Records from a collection
/---

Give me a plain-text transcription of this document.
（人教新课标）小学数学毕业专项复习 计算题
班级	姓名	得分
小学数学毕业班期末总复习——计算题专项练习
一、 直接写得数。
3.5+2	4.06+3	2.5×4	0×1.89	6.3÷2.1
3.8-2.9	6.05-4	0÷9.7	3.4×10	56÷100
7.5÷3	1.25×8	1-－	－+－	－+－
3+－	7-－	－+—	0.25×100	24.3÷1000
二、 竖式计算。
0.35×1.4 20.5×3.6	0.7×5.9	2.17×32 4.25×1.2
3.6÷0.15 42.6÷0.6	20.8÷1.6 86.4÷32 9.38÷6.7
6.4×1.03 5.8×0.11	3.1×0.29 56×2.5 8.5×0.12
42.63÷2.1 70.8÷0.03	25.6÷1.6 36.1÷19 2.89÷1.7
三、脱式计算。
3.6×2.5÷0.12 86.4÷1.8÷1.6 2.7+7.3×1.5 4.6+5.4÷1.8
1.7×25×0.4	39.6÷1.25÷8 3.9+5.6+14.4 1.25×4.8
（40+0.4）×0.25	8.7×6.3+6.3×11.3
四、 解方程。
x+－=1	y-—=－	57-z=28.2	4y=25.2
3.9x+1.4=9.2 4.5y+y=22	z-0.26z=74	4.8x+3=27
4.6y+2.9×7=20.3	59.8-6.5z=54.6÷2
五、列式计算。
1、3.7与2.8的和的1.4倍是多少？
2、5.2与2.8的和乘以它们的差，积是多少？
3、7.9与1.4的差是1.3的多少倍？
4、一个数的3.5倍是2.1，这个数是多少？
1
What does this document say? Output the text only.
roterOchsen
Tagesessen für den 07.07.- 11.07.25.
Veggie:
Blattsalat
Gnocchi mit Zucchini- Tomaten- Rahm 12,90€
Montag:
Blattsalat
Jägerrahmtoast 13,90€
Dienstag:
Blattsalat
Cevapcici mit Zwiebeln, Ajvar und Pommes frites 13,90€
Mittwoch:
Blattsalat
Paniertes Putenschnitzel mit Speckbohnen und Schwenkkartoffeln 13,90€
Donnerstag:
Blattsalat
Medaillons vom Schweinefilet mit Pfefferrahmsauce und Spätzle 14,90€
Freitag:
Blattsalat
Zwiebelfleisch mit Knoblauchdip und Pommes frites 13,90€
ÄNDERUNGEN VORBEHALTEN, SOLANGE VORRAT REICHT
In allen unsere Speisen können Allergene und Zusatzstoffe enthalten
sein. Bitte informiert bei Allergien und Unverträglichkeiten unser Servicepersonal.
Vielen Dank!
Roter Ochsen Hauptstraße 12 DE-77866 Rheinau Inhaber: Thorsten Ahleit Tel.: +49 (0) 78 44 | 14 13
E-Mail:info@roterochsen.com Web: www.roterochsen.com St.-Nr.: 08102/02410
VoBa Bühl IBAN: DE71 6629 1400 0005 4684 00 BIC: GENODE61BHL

\---

# SET EXERCISE:
Transcribe every record above exactly as it appears.

# FULL OUTPUT:
Give me a plain-text transcription of this document.
（人教新课标）小学数学毕业专项复习 计算题
班级	姓名	得分
小学数学毕业班期末总复习——计算题专项练习
一、 直接写得数。
3.5+2	4.06+3	2.5×4	0×1.89	6.3÷2.1
3.8-2.9	6.05-4	0÷9.7	3.4×10	56÷100
7.5÷3	1.25×8	1-－	－+－	－+－
3+－	7-－	－+—	0.25×100	24.3÷1000
二、 竖式计算。
0.35×1.4 20.5×3.6	0.7×5.9	2.17×32 4.25×1.2
3.6÷0.15 42.6÷0.6	20.8÷1.6 86.4÷32 9.38÷6.7
6.4×1.03 5.8×0.11	3.1×0.29 56×2.5 8.5×0.12
42.63÷2.1 70.8÷0.03	25.6÷1.6 36.1÷19 2.89÷1.7
三、脱式计算。
3.6×2.5÷0.12 86.4÷1.8÷1.6 2.7+7.3×1.5 4.6+5.4÷1.8
1.7×25×0.4	39.6÷1.25÷8 3.9+5.6+14.4 1.25×4.8
（40+0.4）×0.25	8.7×6.3+6.3×11.3
四、 解方程。
x+－=1	y-—=－	57-z=28.2	4y=25.2
3.9x+1.4=9.2 4.5y+y=22	z-0.26z=74	4.8x+3=27
4.6y+2.9×7=20.3	59.8-6.5z=54.6÷2
五、列式计算。
1、3.7与2.8的和的1.4倍是多少？
2、5.2与2.8的和乘以它们的差，积是多少？
3、7.9与1.4的差是1.3的多少倍？
4、一个数的3.5倍是2.1，这个数是多少？
1
What does this document say? Output the text only.
roterOchsen
Tagesessen für den 07.07.- 11.07.25.
Veggie:
Blattsalat
Gnocchi mit Zucchini- Tomaten- Rahm 12,90€
Montag:
Blattsalat
Jägerrahmtoast 13,90€
Dienstag:
Blattsalat
Cevapcici mit Zwiebeln, Ajvar und Pommes frites 13,90€
Mittwoch:
Blattsalat
Paniertes Putenschnitzel mit Speckbohnen und Schwenkkartoffeln 13,90€
Donnerstag:
Blattsalat
Medaillons vom Schweinefilet mit Pfefferrahmsauce und Spätzle 14,90€
Freitag:
Blattsalat
Zwiebelfleisch mit Knoblauchdip und Pommes frites 13,90€
ÄNDERUNGEN VORBEHALTEN, SOLANGE VORRAT REICHT
In allen unsere Speisen können Allergene und Zusatzstoffe enthalten
sein. Bitte informiert bei Allergien und Unverträglichkeiten unser Servicepersonal.
Vielen Dank!
Roter Ochsen Hauptstraße 12 DE-77866 Rheinau Inhaber: Thorsten Ahleit Tel.: +49 (0) 78 44 | 14 13
E-Mail:info@roterochsen.com Web: www.roterochsen.com St.-Nr.: 08102/02410
VoBa Bühl IBAN: DE71 6629 1400 0005 4684 00 BIC: GENODE61BHL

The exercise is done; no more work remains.